▸ **AIM**: Copy out each of the entries below without changing a single character.

▸ **DATASET**:

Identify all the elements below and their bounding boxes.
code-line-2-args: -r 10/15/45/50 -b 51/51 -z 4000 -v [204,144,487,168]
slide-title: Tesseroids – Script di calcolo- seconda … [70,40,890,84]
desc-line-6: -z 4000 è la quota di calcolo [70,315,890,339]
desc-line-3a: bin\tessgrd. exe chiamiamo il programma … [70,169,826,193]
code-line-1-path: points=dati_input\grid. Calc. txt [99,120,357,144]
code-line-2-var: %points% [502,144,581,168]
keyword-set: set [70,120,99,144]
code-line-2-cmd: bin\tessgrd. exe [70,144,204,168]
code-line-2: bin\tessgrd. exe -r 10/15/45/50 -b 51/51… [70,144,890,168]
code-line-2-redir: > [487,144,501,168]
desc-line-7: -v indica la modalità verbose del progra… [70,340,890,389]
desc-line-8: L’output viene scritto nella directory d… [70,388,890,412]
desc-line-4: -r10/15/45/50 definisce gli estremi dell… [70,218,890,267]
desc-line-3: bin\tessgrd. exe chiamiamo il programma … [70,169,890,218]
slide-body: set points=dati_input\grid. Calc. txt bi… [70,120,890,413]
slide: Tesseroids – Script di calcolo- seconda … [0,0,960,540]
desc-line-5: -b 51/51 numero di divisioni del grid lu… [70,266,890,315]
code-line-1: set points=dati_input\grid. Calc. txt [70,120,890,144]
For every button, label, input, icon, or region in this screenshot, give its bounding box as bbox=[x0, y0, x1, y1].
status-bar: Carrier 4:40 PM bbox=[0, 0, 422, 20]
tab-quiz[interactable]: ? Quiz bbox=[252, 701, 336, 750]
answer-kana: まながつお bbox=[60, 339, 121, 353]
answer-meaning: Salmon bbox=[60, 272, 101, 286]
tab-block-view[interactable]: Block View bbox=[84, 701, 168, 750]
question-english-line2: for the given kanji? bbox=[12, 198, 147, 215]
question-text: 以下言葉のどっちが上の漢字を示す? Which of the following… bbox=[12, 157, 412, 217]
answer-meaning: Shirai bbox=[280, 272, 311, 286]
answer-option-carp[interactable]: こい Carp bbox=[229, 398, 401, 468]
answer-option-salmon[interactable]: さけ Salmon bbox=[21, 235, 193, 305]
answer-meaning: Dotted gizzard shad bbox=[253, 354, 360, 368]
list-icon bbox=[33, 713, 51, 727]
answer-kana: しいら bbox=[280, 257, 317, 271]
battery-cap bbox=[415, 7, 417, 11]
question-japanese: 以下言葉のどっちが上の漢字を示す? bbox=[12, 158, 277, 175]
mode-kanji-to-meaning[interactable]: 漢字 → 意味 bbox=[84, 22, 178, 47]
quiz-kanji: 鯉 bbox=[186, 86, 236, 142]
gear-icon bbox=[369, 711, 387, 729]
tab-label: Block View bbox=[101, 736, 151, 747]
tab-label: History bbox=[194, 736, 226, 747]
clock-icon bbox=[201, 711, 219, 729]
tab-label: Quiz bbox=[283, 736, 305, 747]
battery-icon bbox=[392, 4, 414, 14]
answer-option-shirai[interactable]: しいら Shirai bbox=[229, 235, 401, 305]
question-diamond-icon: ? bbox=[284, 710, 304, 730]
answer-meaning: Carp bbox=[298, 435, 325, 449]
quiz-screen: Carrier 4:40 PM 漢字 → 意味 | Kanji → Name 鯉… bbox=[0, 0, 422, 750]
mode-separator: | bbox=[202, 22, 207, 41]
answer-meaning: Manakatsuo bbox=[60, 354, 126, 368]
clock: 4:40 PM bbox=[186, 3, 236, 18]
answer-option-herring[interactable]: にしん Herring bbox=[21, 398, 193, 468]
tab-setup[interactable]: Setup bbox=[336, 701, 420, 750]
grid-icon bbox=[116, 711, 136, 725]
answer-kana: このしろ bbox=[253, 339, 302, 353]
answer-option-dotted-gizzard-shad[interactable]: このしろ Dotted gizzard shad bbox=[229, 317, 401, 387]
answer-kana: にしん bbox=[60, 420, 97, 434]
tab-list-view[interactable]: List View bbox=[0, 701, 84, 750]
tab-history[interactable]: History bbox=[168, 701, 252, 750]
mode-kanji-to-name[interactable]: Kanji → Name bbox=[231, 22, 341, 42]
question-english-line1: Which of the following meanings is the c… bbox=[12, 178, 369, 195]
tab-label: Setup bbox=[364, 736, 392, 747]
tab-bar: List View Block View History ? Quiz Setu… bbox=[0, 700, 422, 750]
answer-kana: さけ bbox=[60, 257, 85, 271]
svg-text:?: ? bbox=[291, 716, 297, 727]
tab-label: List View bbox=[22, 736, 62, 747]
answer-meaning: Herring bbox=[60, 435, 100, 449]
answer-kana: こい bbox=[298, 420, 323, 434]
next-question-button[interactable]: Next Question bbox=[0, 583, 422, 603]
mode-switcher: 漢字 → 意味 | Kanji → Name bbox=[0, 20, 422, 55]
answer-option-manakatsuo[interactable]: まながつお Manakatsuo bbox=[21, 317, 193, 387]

▸ **CORRECT ANSWER**:
Identify all the elements below and their bounding boxes.
code-line-2-args: -r 10/15/45/50 -b 51/51 -z 4000 -v [204,144,487,168]
slide-title: Tesseroids – Script di calcolo- seconda … [70,40,890,84]
desc-line-6: -z 4000 è la quota di calcolo [70,315,890,339]
desc-line-3a: bin\tessgrd. exe chiamiamo il programma … [70,169,826,193]
code-line-1-path: points=dati_input\grid. Calc. txt [99,120,357,144]
code-line-2-var: %points% [502,144,581,168]
keyword-set: set [70,120,99,144]
code-line-2-cmd: bin\tessgrd. exe [70,144,204,168]
code-line-2: bin\tessgrd. exe -r 10/15/45/50 -b 51/51… [70,144,890,168]
code-line-2-redir: > [487,144,501,168]
desc-line-7: -v indica la modalità verbose del progra… [70,340,890,389]
desc-line-8: L’output viene scritto nella directory d… [70,388,890,412]
desc-line-4: -r10/15/45/50 definisce gli estremi dell… [70,218,890,267]
desc-line-3: bin\tessgrd. exe chiamiamo il programma … [70,169,890,218]
slide-body: set points=dati_input\grid. Calc. txt bi… [70,120,890,413]
slide: Tesseroids – Script di calcolo- seconda … [0,0,960,540]
desc-line-5: -b 51/51 numero di divisioni del grid lu… [70,266,890,315]
code-line-1: set points=dati_input\grid. Calc. txt [70,120,890,144]
For every button, label, input, icon, or region in this screenshot, give its bounding box as bbox=[x0, y0, x1, y1].
status-bar: Carrier 4:40 PM bbox=[0, 0, 422, 20]
tab-quiz[interactable]: ? Quiz bbox=[252, 701, 336, 750]
answer-kana: まながつお bbox=[60, 339, 121, 353]
answer-meaning: Salmon bbox=[60, 272, 101, 286]
tab-block-view[interactable]: Block View bbox=[84, 701, 168, 750]
question-english-line2: for the given kanji? bbox=[12, 198, 147, 215]
question-text: 以下言葉のどっちが上の漢字を示す? Which of the following… bbox=[12, 157, 412, 217]
answer-meaning: Shirai bbox=[280, 272, 311, 286]
answer-option-carp[interactable]: こい Carp bbox=[229, 398, 401, 468]
answer-option-salmon[interactable]: さけ Salmon bbox=[21, 235, 193, 305]
answer-meaning: Dotted gizzard shad bbox=[253, 354, 360, 368]
list-icon bbox=[33, 713, 51, 727]
answer-kana: しいら bbox=[280, 257, 317, 271]
battery-cap bbox=[415, 7, 417, 11]
question-japanese: 以下言葉のどっちが上の漢字を示す? bbox=[12, 158, 277, 175]
mode-kanji-to-meaning[interactable]: 漢字 → 意味 bbox=[84, 22, 178, 47]
quiz-kanji: 鯉 bbox=[186, 86, 236, 142]
gear-icon bbox=[369, 711, 387, 729]
tab-label: Block View bbox=[101, 736, 151, 747]
tab-label: History bbox=[194, 736, 226, 747]
clock-icon bbox=[201, 711, 219, 729]
tab-label: Quiz bbox=[283, 736, 305, 747]
battery-icon bbox=[392, 4, 414, 14]
answer-option-shirai[interactable]: しいら Shirai bbox=[229, 235, 401, 305]
question-diamond-icon: ? bbox=[284, 710, 304, 730]
answer-meaning: Carp bbox=[298, 435, 325, 449]
quiz-screen: Carrier 4:40 PM 漢字 → 意味 | Kanji → Name 鯉… bbox=[0, 0, 422, 750]
mode-separator: | bbox=[202, 22, 207, 41]
answer-meaning: Manakatsuo bbox=[60, 354, 126, 368]
clock: 4:40 PM bbox=[186, 3, 236, 18]
answer-option-herring[interactable]: にしん Herring bbox=[21, 398, 193, 468]
tab-setup[interactable]: Setup bbox=[336, 701, 420, 750]
grid-icon bbox=[116, 711, 136, 725]
answer-kana: このしろ bbox=[253, 339, 302, 353]
answer-option-dotted-gizzard-shad[interactable]: このしろ Dotted gizzard shad bbox=[229, 317, 401, 387]
answer-kana: にしん bbox=[60, 420, 97, 434]
tab-list-view[interactable]: List View bbox=[0, 701, 84, 750]
tab-history[interactable]: History bbox=[168, 701, 252, 750]
mode-kanji-to-name[interactable]: Kanji → Name bbox=[231, 22, 341, 42]
question-english-line1: Which of the following meanings is the c… bbox=[12, 178, 369, 195]
tab-label: Setup bbox=[364, 736, 392, 747]
tab-bar: List View Block View History ? Quiz Setu… bbox=[0, 700, 422, 750]
answer-kana: さけ bbox=[60, 257, 85, 271]
svg-text:?: ? bbox=[291, 716, 297, 727]
tab-label: List View bbox=[22, 736, 62, 747]
answer-meaning: Herring bbox=[60, 435, 100, 449]
answer-kana: こい bbox=[298, 420, 323, 434]
next-question-button[interactable]: Next Question bbox=[0, 583, 422, 603]
mode-switcher: 漢字 → 意味 | Kanji → Name bbox=[0, 20, 422, 55]
answer-option-manakatsuo[interactable]: まながつお Manakatsuo bbox=[21, 317, 193, 387]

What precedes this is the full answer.